◆ **Given data**:
►
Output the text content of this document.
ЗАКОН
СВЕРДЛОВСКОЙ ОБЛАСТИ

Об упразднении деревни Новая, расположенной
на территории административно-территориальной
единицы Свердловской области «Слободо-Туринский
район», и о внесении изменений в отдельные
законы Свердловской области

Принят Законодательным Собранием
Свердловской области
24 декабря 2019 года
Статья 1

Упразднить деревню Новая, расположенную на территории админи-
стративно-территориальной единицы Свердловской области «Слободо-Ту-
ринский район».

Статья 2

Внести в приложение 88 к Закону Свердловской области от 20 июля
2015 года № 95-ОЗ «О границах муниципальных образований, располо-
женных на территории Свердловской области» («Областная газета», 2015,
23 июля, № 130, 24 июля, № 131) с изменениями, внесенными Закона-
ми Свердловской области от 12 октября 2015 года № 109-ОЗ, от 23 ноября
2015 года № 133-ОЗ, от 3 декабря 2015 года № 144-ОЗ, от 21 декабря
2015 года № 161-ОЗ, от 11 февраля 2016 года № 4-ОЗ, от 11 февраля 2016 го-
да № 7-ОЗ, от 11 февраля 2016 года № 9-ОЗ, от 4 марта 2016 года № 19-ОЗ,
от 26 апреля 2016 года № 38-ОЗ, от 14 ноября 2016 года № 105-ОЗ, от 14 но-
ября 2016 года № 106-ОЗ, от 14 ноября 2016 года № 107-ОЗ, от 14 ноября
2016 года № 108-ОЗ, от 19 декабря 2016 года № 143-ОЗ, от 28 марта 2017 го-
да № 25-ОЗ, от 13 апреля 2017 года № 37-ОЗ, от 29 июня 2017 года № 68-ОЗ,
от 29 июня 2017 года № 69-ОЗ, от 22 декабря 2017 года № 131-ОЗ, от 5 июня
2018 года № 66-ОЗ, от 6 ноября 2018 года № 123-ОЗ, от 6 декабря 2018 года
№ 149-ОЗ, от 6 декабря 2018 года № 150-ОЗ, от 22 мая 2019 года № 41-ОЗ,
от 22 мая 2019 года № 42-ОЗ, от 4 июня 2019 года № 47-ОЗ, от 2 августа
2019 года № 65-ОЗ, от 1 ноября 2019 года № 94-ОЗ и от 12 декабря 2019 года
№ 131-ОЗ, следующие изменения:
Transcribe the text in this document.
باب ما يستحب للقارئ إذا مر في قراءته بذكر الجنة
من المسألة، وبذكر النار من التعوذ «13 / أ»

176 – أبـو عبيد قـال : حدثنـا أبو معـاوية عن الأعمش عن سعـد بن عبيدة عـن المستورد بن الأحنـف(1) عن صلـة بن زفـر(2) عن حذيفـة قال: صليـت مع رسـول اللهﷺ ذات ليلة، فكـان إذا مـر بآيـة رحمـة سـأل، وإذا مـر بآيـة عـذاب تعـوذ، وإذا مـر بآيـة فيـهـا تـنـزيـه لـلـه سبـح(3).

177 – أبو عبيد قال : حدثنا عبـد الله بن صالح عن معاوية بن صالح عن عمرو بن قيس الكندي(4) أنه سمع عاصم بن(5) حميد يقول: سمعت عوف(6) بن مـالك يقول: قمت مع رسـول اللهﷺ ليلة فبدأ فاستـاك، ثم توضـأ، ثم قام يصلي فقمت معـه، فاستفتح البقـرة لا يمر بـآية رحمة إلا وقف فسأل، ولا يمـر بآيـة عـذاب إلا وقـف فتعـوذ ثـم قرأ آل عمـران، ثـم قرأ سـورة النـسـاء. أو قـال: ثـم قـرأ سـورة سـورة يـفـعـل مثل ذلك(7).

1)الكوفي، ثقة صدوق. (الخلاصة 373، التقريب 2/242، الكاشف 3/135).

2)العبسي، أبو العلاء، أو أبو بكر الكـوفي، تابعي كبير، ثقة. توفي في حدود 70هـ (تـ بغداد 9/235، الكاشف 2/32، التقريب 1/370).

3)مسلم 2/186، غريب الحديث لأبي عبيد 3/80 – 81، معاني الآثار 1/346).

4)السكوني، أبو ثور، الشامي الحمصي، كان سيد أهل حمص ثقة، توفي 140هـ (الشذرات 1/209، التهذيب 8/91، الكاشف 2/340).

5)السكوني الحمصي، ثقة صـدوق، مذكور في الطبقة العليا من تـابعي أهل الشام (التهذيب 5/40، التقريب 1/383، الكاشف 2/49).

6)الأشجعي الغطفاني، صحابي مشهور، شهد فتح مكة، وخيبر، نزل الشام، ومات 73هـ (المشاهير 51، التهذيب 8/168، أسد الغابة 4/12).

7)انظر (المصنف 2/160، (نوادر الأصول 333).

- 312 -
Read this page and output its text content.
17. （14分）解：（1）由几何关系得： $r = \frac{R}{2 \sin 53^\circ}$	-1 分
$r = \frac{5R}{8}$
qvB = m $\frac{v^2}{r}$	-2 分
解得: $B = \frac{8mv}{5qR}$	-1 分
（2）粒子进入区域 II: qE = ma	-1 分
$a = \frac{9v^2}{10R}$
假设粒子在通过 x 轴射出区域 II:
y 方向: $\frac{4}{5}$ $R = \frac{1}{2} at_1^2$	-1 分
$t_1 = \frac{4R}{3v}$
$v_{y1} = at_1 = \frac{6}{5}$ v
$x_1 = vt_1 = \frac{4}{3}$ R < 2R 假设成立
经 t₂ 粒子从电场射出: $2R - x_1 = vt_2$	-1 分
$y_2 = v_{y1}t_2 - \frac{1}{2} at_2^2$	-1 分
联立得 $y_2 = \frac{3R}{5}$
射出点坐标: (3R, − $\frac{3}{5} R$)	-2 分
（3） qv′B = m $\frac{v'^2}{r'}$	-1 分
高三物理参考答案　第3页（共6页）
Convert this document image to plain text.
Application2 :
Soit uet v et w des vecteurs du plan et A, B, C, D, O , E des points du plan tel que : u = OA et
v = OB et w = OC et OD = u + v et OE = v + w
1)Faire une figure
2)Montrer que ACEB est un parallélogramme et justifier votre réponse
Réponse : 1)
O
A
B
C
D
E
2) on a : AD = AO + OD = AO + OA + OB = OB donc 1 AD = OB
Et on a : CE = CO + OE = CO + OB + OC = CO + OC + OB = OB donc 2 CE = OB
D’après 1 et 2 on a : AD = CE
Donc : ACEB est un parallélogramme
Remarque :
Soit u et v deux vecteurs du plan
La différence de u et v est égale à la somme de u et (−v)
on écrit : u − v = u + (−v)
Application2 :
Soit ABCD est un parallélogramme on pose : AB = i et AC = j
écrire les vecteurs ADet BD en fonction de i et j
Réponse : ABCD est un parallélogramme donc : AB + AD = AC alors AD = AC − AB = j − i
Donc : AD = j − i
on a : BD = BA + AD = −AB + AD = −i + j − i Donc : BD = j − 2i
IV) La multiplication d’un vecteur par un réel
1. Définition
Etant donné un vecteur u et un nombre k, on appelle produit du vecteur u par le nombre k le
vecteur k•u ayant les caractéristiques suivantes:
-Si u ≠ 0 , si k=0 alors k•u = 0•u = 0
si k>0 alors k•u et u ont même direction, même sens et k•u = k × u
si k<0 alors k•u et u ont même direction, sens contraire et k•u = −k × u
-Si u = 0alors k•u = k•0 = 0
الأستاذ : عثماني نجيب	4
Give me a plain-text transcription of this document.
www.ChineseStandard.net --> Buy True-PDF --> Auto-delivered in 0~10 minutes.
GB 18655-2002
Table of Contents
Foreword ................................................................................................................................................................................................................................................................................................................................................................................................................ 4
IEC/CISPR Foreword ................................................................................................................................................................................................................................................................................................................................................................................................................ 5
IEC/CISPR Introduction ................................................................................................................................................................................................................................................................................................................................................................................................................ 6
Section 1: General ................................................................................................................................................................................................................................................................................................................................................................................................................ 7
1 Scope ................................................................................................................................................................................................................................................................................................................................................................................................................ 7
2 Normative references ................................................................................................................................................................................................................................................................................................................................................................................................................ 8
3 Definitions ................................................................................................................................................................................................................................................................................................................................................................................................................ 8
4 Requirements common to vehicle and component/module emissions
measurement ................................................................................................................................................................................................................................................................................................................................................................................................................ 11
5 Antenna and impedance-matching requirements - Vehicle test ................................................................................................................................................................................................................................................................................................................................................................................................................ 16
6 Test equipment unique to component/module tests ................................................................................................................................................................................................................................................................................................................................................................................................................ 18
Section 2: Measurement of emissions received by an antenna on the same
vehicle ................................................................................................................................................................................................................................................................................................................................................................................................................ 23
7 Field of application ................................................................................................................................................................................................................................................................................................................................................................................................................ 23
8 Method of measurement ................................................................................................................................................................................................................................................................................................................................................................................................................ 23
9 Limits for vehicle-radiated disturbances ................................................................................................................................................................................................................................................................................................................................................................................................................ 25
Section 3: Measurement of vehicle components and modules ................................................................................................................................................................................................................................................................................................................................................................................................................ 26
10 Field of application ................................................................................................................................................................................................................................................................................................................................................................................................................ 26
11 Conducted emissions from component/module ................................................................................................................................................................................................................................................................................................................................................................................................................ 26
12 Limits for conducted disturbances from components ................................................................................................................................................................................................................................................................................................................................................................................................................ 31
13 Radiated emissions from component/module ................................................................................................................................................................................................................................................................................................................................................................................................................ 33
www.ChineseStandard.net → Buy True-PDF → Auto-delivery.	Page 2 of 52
◄
◆ **Set task**:
In the records above, locate each line with the word "document". Copy all such lines.

◆ **Response for this exercise**:
Output the text content of this document.
Transcribe the text in this document.
Convert this document image to plain text.
Give me a plain-text transcription of this document.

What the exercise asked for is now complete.